**Your objective**.
Copy out the listing in full, exactly as written, but not its pictures.

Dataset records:
-.-.-

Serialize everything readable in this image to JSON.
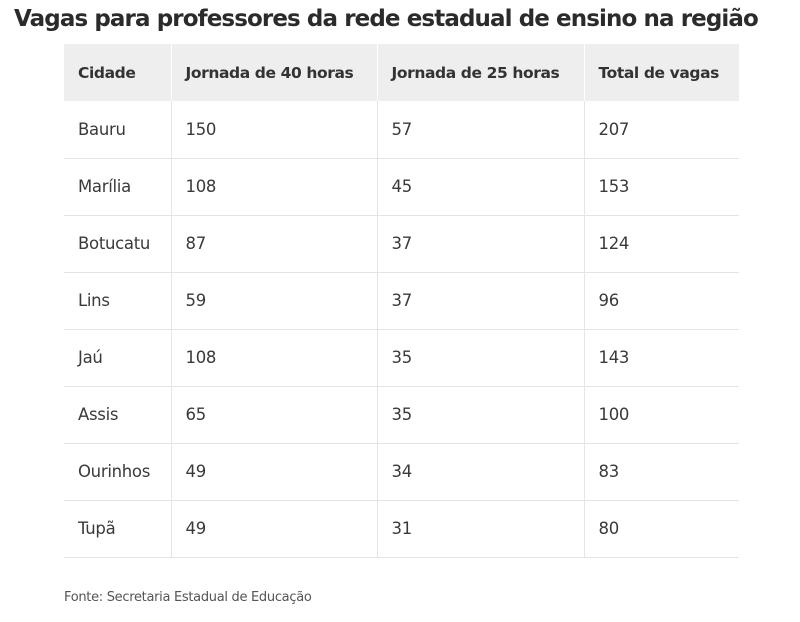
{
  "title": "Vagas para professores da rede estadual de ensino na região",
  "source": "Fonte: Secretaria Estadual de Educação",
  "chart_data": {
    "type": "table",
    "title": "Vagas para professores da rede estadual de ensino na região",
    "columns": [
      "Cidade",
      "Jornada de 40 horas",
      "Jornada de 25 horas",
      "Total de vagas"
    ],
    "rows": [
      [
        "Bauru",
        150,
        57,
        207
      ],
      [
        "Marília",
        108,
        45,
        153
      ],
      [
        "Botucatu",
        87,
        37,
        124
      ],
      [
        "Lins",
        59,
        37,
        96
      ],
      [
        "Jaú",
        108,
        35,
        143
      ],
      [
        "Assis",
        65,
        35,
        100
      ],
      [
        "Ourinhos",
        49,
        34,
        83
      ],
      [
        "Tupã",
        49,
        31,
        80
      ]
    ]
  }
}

-.-.-

**Exercise response**.
Serialize everything readable in this image to JSON.
{
  "title": "Vagas para professores da rede estadual de ensino na região",
  "source": "Fonte: Secretaria Estadual de Educação",
  "chart_data": {
    "type": "table",
    "title": "Vagas para professores da rede estadual de ensino na região",
    "columns": [
      "Cidade",
      "Jornada de 40 horas",
      "Jornada de 25 horas",
      "Total de vagas"
    ],
    "rows": [
      [
        "Bauru",
        150,
        57,
        207
      ],
      [
        "Marília",
        108,
        45,
        153
      ],
      [
        "Botucatu",
        87,
        37,
        124
      ],
      [
        "Lins",
        59,
        37,
        96
      ],
      [
        "Jaú",
        108,
        35,
        143
      ],
      [
        "Assis",
        65,
        35,
        100
      ],
      [
        "Ourinhos",
        49,
        34,
        83
      ],
      [
        "Tupã",
        49,
        31,
        80
      ]
    ]
  }
}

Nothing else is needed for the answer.